**SHORT TASK**
In full and without deviation, write out the entries that follow.

**PROVIDED INFORMATION**
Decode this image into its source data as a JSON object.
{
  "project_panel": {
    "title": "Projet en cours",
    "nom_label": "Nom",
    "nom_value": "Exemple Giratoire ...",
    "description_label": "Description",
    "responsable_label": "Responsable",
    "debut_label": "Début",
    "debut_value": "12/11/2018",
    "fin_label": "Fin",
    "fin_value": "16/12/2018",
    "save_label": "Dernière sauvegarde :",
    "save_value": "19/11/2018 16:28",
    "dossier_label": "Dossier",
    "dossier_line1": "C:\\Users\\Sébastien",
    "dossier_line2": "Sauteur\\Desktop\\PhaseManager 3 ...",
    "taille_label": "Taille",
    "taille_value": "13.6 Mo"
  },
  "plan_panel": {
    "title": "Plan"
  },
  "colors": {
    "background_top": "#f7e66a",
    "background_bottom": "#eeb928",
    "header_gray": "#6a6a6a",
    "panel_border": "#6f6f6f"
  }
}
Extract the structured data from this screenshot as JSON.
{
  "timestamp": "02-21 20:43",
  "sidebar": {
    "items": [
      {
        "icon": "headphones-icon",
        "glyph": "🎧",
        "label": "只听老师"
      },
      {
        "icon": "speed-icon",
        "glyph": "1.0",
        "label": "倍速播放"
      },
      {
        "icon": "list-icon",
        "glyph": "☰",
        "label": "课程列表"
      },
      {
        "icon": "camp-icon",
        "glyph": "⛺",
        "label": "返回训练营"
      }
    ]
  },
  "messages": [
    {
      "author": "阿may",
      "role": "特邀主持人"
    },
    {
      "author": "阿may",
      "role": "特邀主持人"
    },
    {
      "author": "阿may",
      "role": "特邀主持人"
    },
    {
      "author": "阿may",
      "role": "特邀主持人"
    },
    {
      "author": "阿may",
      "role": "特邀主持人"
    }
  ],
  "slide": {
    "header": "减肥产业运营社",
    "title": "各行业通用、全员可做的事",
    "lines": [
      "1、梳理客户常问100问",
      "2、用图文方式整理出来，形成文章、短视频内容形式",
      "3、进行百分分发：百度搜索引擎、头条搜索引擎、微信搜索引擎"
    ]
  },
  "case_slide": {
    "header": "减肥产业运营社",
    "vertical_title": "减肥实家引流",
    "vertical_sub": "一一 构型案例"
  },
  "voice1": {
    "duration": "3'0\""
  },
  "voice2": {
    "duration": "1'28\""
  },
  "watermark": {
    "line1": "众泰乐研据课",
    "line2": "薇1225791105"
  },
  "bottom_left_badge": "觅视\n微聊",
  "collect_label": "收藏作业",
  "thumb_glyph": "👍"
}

**COMPLETE RESPONSE**
Decode this image into its source data as a JSON object.
{
  "project_panel": {
    "title": "Projet en cours",
    "nom_label": "Nom",
    "nom_value": "Exemple Giratoire ...",
    "description_label": "Description",
    "responsable_label": "Responsable",
    "debut_label": "Début",
    "debut_value": "12/11/2018",
    "fin_label": "Fin",
    "fin_value": "16/12/2018",
    "save_label": "Dernière sauvegarde :",
    "save_value": "19/11/2018 16:28",
    "dossier_label": "Dossier",
    "dossier_line1": "C:\\Users\\Sébastien",
    "dossier_line2": "Sauteur\\Desktop\\PhaseManager 3 ...",
    "taille_label": "Taille",
    "taille_value": "13.6 Mo"
  },
  "plan_panel": {
    "title": "Plan"
  },
  "colors": {
    "background_top": "#f7e66a",
    "background_bottom": "#eeb928",
    "header_gray": "#6a6a6a",
    "panel_border": "#6f6f6f"
  }
}
Extract the structured data from this screenshot as JSON.
{
  "timestamp": "02-21 20:43",
  "sidebar": {
    "items": [
      {
        "icon": "headphones-icon",
        "glyph": "🎧",
        "label": "只听老师"
      },
      {
        "icon": "speed-icon",
        "glyph": "1.0",
        "label": "倍速播放"
      },
      {
        "icon": "list-icon",
        "glyph": "☰",
        "label": "课程列表"
      },
      {
        "icon": "camp-icon",
        "glyph": "⛺",
        "label": "返回训练营"
      }
    ]
  },
  "messages": [
    {
      "author": "阿may",
      "role": "特邀主持人"
    },
    {
      "author": "阿may",
      "role": "特邀主持人"
    },
    {
      "author": "阿may",
      "role": "特邀主持人"
    },
    {
      "author": "阿may",
      "role": "特邀主持人"
    },
    {
      "author": "阿may",
      "role": "特邀主持人"
    }
  ],
  "slide": {
    "header": "减肥产业运营社",
    "title": "各行业通用、全员可做的事",
    "lines": [
      "1、梳理客户常问100问",
      "2、用图文方式整理出来，形成文章、短视频内容形式",
      "3、进行百分分发：百度搜索引擎、头条搜索引擎、微信搜索引擎"
    ]
  },
  "case_slide": {
    "header": "减肥产业运营社",
    "vertical_title": "减肥实家引流",
    "vertical_sub": "一一 构型案例"
  },
  "voice1": {
    "duration": "3'0\""
  },
  "voice2": {
    "duration": "1'28\""
  },
  "watermark": {
    "line1": "众泰乐研据课",
    "line2": "薇1225791105"
  },
  "bottom_left_badge": "觅视\n微聊",
  "collect_label": "收藏作业",
  "thumb_glyph": "👍"
}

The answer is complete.